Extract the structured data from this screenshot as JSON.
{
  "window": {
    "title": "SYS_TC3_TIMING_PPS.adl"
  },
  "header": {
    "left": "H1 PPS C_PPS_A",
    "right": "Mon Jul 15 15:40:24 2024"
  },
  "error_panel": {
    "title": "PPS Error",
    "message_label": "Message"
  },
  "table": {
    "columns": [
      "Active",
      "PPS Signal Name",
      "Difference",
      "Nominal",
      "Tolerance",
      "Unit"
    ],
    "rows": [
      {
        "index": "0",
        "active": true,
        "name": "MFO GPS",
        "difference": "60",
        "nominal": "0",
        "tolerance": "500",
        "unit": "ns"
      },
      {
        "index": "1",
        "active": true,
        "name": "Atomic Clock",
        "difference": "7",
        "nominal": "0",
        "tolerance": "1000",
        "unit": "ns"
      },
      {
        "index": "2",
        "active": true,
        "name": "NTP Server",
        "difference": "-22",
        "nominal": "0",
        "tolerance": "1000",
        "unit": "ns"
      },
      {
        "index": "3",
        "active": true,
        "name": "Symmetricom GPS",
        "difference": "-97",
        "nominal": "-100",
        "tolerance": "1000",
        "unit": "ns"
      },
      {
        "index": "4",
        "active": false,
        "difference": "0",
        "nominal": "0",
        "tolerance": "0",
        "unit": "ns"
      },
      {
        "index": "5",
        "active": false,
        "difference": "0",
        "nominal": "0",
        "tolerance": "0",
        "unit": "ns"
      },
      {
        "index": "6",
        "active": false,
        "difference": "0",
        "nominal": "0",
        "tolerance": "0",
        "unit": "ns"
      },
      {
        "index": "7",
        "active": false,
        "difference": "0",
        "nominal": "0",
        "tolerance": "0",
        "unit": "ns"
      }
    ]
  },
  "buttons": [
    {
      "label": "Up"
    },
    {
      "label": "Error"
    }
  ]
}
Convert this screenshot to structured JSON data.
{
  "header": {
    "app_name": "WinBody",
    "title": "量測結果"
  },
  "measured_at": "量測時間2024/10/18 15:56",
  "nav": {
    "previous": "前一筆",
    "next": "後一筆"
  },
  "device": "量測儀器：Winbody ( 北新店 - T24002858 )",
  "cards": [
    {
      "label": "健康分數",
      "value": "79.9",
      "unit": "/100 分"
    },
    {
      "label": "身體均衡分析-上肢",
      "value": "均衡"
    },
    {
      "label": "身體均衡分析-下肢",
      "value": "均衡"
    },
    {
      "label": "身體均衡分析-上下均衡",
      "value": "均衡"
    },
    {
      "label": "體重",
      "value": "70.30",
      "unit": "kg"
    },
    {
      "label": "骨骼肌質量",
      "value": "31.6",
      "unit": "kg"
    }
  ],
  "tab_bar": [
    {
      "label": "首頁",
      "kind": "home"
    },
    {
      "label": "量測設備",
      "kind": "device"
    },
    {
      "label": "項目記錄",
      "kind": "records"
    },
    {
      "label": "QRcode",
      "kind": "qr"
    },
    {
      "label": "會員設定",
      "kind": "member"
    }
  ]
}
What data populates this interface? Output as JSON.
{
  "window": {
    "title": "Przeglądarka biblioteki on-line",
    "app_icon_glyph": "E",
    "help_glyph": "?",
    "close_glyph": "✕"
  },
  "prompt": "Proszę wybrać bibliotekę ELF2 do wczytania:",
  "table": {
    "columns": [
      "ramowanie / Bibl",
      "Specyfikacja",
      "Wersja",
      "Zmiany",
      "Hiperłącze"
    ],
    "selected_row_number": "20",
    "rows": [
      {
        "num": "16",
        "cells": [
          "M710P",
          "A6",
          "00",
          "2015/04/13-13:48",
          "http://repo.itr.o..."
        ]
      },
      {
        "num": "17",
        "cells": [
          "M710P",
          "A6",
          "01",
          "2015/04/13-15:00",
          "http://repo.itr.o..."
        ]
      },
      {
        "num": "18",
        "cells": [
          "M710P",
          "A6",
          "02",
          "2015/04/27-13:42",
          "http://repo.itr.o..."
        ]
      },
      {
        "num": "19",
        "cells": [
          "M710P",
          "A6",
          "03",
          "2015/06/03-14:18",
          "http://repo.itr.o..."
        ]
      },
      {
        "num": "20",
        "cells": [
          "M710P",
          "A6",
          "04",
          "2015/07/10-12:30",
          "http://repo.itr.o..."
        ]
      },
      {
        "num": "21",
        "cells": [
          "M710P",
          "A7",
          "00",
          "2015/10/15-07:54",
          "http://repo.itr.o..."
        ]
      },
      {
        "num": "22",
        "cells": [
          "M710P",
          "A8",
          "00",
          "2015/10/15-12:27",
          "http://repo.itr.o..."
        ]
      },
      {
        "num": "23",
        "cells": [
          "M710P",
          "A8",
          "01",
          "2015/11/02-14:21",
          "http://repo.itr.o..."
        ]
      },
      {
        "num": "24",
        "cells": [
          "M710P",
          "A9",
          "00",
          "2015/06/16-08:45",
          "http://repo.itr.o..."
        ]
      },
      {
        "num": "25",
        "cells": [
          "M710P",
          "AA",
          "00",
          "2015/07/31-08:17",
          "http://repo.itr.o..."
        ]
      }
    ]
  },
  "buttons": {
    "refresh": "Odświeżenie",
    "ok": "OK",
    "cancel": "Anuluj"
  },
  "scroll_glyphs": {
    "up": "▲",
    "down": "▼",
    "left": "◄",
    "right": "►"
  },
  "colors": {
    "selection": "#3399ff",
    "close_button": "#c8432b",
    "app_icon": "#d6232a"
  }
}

_ _ _ _

**WRITTEN INSTRUCTION**
Reproduce the whole listing word for word.

**RESPONSE**
Extract the structured data from this screenshot as JSON.
{
  "window": {
    "title": "SYS_TC3_TIMING_PPS.adl"
  },
  "header": {
    "left": "H1 PPS C_PPS_A",
    "right": "Mon Jul 15 15:40:24 2024"
  },
  "error_panel": {
    "title": "PPS Error",
    "message_label": "Message"
  },
  "table": {
    "columns": [
      "Active",
      "PPS Signal Name",
      "Difference",
      "Nominal",
      "Tolerance",
      "Unit"
    ],
    "rows": [
      {
        "index": "0",
        "active": true,
        "name": "MFO GPS",
        "difference": "60",
        "nominal": "0",
        "tolerance": "500",
        "unit": "ns"
      },
      {
        "index": "1",
        "active": true,
        "name": "Atomic Clock",
        "difference": "7",
        "nominal": "0",
        "tolerance": "1000",
        "unit": "ns"
      },
      {
        "index": "2",
        "active": true,
        "name": "NTP Server",
        "difference": "-22",
        "nominal": "0",
        "tolerance": "1000",
        "unit": "ns"
      },
      {
        "index": "3",
        "active": true,
        "name": "Symmetricom GPS",
        "difference": "-97",
        "nominal": "-100",
        "tolerance": "1000",
        "unit": "ns"
      },
      {
        "index": "4",
        "active": false,
        "difference": "0",
        "nominal": "0",
        "tolerance": "0",
        "unit": "ns"
      },
      {
        "index": "5",
        "active": false,
        "difference": "0",
        "nominal": "0",
        "tolerance": "0",
        "unit": "ns"
      },
      {
        "index": "6",
        "active": false,
        "difference": "0",
        "nominal": "0",
        "tolerance": "0",
        "unit": "ns"
      },
      {
        "index": "7",
        "active": false,
        "difference": "0",
        "nominal": "0",
        "tolerance": "0",
        "unit": "ns"
      }
    ]
  },
  "buttons": [
    {
      "label": "Up"
    },
    {
      "label": "Error"
    }
  ]
}
Convert this screenshot to structured JSON data.
{
  "header": {
    "app_name": "WinBody",
    "title": "量測結果"
  },
  "measured_at": "量測時間2024/10/18 15:56",
  "nav": {
    "previous": "前一筆",
    "next": "後一筆"
  },
  "device": "量測儀器：Winbody ( 北新店 - T24002858 )",
  "cards": [
    {
      "label": "健康分數",
      "value": "79.9",
      "unit": "/100 分"
    },
    {
      "label": "身體均衡分析-上肢",
      "value": "均衡"
    },
    {
      "label": "身體均衡分析-下肢",
      "value": "均衡"
    },
    {
      "label": "身體均衡分析-上下均衡",
      "value": "均衡"
    },
    {
      "label": "體重",
      "value": "70.30",
      "unit": "kg"
    },
    {
      "label": "骨骼肌質量",
      "value": "31.6",
      "unit": "kg"
    }
  ],
  "tab_bar": [
    {
      "label": "首頁",
      "kind": "home"
    },
    {
      "label": "量測設備",
      "kind": "device"
    },
    {
      "label": "項目記錄",
      "kind": "records"
    },
    {
      "label": "QRcode",
      "kind": "qr"
    },
    {
      "label": "會員設定",
      "kind": "member"
    }
  ]
}
What data populates this interface? Output as JSON.
{
  "window": {
    "title": "Przeglądarka biblioteki on-line",
    "app_icon_glyph": "E",
    "help_glyph": "?",
    "close_glyph": "✕"
  },
  "prompt": "Proszę wybrać bibliotekę ELF2 do wczytania:",
  "table": {
    "columns": [
      "ramowanie / Bibl",
      "Specyfikacja",
      "Wersja",
      "Zmiany",
      "Hiperłącze"
    ],
    "selected_row_number": "20",
    "rows": [
      {
        "num": "16",
        "cells": [
          "M710P",
          "A6",
          "00",
          "2015/04/13-13:48",
          "http://repo.itr.o..."
        ]
      },
      {
        "num": "17",
        "cells": [
          "M710P",
          "A6",
          "01",
          "2015/04/13-15:00",
          "http://repo.itr.o..."
        ]
      },
      {
        "num": "18",
        "cells": [
          "M710P",
          "A6",
          "02",
          "2015/04/27-13:42",
          "http://repo.itr.o..."
        ]
      },
      {
        "num": "19",
        "cells": [
          "M710P",
          "A6",
          "03",
          "2015/06/03-14:18",
          "http://repo.itr.o..."
        ]
      },
      {
        "num": "20",
        "cells": [
          "M710P",
          "A6",
          "04",
          "2015/07/10-12:30",
          "http://repo.itr.o..."
        ]
      },
      {
        "num": "21",
        "cells": [
          "M710P",
          "A7",
          "00",
          "2015/10/15-07:54",
          "http://repo.itr.o..."
        ]
      },
      {
        "num": "22",
        "cells": [
          "M710P",
          "A8",
          "00",
          "2015/10/15-12:27",
          "http://repo.itr.o..."
        ]
      },
      {
        "num": "23",
        "cells": [
          "M710P",
          "A8",
          "01",
          "2015/11/02-14:21",
          "http://repo.itr.o..."
        ]
      },
      {
        "num": "24",
        "cells": [
          "M710P",
          "A9",
          "00",
          "2015/06/16-08:45",
          "http://repo.itr.o..."
        ]
      },
      {
        "num": "25",
        "cells": [
          "M710P",
          "AA",
          "00",
          "2015/07/31-08:17",
          "http://repo.itr.o..."
        ]
      }
    ]
  },
  "buttons": {
    "refresh": "Odświeżenie",
    "ok": "OK",
    "cancel": "Anuluj"
  },
  "scroll_glyphs": {
    "up": "▲",
    "down": "▼",
    "left": "◄",
    "right": "►"
  },
  "colors": {
    "selection": "#3399ff",
    "close_button": "#c8432b",
    "app_icon": "#d6232a"
  }
}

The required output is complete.